[Data records]
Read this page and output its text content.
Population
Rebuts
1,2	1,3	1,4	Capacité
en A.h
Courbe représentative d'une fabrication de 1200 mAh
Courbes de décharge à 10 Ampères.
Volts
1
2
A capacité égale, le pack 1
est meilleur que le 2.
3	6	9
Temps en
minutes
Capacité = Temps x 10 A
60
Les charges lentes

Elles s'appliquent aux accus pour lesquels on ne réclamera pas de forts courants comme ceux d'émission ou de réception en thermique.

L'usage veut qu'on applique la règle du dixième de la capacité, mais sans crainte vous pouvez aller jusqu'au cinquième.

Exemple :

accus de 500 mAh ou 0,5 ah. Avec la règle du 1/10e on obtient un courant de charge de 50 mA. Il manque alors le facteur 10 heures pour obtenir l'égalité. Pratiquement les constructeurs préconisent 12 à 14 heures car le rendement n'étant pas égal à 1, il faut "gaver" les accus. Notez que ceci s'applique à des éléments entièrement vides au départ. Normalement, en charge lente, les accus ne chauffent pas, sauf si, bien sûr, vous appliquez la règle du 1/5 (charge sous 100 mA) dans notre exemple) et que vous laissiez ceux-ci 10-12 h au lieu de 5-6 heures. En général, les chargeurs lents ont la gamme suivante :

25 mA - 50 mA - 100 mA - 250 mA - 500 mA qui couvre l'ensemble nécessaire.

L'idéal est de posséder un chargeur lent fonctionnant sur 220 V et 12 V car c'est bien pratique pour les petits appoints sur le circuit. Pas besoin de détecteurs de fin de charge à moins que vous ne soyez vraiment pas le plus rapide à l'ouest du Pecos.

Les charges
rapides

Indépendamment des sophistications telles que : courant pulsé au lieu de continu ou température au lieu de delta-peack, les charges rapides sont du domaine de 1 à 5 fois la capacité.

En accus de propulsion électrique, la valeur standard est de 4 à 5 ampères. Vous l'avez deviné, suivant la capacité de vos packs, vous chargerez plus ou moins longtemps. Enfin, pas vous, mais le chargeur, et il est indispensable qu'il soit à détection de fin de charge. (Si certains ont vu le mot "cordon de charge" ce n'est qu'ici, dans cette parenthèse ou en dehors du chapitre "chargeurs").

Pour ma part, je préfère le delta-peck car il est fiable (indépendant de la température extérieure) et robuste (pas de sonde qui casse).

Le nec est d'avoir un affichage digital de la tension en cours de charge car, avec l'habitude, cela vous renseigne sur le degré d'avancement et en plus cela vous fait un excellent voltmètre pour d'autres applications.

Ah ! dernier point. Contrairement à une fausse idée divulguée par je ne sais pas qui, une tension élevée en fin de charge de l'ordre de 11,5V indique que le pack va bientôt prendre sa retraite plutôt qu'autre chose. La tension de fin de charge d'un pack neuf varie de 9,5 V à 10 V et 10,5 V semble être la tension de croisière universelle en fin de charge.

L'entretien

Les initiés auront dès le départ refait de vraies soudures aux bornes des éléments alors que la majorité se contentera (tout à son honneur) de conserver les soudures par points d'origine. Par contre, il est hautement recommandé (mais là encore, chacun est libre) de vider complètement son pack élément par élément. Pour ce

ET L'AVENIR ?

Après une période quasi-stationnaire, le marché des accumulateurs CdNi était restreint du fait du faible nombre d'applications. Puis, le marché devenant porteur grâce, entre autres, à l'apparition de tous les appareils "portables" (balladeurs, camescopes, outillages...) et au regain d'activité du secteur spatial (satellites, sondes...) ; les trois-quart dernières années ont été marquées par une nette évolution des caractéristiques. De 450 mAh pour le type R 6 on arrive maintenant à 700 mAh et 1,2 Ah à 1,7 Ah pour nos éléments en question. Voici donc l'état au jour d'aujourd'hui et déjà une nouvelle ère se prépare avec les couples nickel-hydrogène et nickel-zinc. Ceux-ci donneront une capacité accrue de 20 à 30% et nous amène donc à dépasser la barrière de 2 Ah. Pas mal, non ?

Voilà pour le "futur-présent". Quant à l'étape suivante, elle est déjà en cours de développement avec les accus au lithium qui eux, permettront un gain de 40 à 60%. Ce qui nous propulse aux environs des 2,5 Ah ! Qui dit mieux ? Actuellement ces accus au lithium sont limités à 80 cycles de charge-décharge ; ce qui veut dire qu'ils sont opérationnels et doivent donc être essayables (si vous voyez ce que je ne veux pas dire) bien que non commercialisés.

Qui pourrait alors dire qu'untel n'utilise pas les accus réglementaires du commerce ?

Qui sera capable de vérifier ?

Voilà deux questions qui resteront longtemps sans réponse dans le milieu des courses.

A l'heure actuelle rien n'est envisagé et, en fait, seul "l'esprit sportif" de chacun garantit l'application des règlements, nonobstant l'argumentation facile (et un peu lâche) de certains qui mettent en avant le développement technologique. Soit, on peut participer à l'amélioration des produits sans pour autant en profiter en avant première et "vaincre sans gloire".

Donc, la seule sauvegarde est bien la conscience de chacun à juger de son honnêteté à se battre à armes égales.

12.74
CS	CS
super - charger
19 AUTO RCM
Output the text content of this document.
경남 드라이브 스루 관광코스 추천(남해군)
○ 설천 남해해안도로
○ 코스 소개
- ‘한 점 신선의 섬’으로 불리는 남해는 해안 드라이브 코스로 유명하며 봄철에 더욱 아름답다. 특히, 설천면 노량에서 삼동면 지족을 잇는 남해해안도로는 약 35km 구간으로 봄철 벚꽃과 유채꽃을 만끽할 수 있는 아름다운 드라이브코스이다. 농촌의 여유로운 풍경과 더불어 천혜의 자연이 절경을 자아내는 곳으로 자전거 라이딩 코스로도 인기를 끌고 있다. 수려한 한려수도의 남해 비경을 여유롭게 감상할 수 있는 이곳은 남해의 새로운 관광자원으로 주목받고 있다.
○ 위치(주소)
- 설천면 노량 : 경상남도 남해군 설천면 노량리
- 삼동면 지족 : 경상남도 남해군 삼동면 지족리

[Exercise directions]
How many lines of these entries contain the string "this"? Reply with the number alone.

[Written response]
2